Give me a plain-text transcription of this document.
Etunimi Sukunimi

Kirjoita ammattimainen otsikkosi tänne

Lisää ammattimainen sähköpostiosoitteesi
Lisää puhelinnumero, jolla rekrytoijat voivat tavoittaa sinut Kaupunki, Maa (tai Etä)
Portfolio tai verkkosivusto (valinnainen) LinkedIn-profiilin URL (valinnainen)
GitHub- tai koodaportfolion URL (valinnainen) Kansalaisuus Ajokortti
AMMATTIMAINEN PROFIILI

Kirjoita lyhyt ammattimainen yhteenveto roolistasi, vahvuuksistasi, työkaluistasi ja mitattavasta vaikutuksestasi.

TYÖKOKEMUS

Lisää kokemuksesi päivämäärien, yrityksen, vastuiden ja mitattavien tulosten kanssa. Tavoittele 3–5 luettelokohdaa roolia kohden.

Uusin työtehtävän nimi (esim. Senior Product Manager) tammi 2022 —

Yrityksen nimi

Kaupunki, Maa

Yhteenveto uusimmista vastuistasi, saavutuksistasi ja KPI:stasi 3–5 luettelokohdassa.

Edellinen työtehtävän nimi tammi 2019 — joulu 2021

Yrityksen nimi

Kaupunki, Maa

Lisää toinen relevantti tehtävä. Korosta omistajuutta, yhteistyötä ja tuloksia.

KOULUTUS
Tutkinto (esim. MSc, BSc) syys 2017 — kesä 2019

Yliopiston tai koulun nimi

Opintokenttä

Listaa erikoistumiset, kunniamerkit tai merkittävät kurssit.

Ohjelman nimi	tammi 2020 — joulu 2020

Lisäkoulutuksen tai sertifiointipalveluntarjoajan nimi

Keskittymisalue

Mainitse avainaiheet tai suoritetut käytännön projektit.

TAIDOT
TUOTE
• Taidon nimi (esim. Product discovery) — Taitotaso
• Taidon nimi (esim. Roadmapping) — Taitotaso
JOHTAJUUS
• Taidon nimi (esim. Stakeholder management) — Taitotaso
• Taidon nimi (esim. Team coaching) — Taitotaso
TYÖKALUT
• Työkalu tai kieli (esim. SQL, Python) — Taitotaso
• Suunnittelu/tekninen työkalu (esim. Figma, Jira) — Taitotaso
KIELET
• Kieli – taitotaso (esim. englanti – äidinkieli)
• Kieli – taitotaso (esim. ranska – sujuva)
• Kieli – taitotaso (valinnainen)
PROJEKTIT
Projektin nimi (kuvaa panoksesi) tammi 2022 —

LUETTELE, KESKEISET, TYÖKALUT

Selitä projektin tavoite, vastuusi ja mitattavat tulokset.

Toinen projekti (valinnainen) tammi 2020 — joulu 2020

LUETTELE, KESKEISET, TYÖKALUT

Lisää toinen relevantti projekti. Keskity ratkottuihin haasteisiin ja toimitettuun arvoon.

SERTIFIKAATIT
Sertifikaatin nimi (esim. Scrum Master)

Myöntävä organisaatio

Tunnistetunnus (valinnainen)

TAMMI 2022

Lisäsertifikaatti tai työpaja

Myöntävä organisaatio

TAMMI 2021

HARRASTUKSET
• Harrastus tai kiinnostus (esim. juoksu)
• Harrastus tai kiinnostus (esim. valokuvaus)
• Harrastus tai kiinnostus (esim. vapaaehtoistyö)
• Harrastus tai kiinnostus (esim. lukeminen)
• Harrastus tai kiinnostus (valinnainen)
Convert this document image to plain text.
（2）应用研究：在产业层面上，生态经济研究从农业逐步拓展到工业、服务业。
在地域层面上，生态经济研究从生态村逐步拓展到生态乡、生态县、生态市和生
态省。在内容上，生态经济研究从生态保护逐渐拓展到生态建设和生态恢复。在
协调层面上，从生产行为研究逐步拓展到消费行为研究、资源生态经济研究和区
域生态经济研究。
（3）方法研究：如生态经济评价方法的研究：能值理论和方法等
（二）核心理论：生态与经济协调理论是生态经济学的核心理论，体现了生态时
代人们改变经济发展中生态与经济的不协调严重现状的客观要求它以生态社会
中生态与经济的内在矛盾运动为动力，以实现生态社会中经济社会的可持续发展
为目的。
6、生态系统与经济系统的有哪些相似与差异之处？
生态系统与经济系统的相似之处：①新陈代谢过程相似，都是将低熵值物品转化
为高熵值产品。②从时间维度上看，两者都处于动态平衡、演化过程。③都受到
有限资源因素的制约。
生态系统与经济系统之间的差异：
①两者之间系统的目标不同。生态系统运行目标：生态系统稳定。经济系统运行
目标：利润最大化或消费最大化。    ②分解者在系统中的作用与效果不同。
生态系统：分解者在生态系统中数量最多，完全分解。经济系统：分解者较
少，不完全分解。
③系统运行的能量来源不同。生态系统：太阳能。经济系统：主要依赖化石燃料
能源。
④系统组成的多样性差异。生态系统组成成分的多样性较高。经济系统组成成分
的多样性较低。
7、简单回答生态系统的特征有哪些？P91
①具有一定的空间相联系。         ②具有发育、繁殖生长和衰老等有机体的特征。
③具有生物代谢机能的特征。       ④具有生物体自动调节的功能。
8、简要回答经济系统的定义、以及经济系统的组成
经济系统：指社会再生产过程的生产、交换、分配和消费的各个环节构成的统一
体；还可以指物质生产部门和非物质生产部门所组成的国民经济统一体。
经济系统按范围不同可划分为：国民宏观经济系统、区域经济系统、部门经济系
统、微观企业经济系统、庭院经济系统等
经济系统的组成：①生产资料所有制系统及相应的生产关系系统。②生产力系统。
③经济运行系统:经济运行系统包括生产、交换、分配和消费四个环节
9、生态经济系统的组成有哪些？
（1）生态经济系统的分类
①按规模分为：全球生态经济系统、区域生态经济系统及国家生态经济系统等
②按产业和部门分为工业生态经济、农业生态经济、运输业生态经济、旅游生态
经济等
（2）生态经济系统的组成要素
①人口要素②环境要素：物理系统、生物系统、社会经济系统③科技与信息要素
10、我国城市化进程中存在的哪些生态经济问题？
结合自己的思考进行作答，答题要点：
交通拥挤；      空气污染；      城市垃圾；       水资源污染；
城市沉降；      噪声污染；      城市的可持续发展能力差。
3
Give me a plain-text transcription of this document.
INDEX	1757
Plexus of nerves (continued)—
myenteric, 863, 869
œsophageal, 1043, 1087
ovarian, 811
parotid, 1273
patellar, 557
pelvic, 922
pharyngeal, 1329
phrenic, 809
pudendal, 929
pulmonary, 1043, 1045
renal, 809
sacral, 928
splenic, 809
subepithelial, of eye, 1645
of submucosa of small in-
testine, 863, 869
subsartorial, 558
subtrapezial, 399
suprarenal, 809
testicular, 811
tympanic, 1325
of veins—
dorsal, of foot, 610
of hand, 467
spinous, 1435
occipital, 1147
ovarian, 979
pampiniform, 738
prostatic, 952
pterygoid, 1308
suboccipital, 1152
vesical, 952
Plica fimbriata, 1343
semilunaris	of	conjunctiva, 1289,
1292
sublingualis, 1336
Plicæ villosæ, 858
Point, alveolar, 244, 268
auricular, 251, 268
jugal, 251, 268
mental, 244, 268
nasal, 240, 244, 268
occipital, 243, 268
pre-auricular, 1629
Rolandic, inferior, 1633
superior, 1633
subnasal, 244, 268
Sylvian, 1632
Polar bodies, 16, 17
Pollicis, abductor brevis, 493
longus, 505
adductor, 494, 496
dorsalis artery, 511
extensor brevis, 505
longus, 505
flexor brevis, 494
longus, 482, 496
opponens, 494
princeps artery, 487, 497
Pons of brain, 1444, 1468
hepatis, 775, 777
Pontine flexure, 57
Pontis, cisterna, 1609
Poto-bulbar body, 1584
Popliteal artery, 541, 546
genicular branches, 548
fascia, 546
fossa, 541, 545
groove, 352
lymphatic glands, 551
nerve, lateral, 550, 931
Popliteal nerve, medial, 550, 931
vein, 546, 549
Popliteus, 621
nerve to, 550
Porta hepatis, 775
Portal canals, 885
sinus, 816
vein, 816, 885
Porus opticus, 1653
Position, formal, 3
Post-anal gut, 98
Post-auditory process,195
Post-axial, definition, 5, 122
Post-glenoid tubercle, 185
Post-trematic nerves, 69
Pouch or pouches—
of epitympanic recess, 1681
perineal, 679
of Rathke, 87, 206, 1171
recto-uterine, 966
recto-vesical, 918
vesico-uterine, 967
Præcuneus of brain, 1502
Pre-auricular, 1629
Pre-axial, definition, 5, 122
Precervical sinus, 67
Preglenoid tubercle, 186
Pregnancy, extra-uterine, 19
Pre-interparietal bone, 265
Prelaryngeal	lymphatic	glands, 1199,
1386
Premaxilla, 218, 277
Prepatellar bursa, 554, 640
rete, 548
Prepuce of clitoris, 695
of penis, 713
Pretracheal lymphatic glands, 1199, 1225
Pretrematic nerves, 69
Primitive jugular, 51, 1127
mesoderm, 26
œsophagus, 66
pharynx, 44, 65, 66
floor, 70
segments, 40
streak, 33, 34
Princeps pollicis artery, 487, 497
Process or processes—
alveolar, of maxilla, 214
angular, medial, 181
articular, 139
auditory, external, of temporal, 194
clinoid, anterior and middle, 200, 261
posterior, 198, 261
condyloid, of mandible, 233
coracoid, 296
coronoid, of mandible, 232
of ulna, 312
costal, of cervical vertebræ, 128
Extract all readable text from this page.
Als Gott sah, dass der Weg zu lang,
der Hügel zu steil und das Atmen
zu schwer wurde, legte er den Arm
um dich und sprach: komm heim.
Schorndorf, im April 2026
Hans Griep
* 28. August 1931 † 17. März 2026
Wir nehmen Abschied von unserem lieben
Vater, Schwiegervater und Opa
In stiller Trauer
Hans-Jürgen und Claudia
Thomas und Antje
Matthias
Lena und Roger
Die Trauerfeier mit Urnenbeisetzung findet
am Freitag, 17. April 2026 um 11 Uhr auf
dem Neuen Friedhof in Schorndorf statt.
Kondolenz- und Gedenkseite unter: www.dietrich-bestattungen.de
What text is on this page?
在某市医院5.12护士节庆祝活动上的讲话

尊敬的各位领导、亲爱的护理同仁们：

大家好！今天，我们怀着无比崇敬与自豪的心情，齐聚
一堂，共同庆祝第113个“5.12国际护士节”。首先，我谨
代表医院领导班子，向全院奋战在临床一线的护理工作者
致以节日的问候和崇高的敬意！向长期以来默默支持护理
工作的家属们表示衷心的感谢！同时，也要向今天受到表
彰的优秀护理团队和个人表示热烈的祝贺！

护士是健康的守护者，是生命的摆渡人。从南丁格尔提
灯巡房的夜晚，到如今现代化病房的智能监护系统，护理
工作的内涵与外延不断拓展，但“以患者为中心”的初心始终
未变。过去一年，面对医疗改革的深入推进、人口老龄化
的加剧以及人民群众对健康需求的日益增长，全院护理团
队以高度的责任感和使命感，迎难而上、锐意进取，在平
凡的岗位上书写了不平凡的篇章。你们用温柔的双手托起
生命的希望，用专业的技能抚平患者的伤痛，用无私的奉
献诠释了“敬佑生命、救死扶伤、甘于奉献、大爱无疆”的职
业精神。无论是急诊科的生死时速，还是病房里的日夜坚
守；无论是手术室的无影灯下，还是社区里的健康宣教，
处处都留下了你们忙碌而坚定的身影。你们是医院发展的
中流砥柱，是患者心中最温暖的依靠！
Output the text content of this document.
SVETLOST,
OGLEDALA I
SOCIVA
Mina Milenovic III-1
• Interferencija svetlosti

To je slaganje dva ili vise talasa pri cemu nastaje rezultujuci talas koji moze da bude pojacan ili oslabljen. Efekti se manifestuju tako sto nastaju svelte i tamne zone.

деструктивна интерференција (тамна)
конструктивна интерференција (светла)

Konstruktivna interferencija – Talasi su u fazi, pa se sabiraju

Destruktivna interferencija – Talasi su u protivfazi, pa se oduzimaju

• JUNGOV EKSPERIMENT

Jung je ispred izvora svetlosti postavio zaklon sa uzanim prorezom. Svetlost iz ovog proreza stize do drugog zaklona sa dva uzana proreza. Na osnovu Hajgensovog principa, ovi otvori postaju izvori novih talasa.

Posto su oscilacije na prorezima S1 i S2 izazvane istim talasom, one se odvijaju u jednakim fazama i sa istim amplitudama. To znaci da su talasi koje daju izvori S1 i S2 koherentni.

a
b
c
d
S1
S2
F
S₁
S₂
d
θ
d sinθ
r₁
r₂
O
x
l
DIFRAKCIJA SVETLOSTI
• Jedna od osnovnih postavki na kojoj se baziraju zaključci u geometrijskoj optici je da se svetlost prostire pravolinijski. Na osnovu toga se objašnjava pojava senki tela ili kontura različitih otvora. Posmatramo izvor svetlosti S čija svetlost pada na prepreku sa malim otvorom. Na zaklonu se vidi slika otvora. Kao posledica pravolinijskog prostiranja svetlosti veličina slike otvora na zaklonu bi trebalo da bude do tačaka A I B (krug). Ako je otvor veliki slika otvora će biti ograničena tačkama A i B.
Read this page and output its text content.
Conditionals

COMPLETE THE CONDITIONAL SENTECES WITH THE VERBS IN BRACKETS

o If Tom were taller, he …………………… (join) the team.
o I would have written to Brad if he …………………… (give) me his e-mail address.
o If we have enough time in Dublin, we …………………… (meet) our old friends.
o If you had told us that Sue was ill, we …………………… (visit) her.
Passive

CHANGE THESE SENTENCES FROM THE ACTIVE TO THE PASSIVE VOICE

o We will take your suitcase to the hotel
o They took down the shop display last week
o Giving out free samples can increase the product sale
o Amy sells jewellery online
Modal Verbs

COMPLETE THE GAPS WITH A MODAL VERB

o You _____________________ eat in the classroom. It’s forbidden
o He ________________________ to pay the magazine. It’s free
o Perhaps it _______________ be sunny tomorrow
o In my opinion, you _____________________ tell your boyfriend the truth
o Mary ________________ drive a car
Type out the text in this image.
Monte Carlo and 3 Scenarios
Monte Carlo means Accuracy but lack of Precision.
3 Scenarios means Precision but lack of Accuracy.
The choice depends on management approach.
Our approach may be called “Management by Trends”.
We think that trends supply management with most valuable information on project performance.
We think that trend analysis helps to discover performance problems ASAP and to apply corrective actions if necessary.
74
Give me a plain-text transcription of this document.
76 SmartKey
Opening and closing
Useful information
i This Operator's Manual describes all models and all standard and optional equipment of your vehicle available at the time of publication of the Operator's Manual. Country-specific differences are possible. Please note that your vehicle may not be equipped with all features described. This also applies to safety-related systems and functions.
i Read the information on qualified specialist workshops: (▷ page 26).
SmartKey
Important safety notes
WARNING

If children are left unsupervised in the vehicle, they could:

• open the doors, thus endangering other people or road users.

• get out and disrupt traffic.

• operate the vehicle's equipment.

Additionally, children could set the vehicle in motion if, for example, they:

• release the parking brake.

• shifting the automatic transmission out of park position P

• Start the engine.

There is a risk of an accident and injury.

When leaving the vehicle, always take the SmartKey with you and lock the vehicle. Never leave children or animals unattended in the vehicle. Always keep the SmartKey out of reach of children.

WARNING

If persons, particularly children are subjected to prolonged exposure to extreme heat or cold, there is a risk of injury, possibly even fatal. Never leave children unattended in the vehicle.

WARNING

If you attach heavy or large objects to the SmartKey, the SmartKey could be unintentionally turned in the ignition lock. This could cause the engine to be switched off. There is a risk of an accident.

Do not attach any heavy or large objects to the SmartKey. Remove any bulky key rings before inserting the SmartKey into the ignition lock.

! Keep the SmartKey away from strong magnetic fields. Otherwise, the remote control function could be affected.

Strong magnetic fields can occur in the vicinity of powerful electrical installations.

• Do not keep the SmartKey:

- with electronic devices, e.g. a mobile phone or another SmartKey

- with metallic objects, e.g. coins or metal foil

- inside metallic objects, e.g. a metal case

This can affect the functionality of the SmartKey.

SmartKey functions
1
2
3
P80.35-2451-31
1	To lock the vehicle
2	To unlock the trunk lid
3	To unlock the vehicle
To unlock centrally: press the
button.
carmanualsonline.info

> _YOUR TASK_
Say how many lines contain the string "time", giving nothing but the count.

> _EXERCISE RESPONSE_
2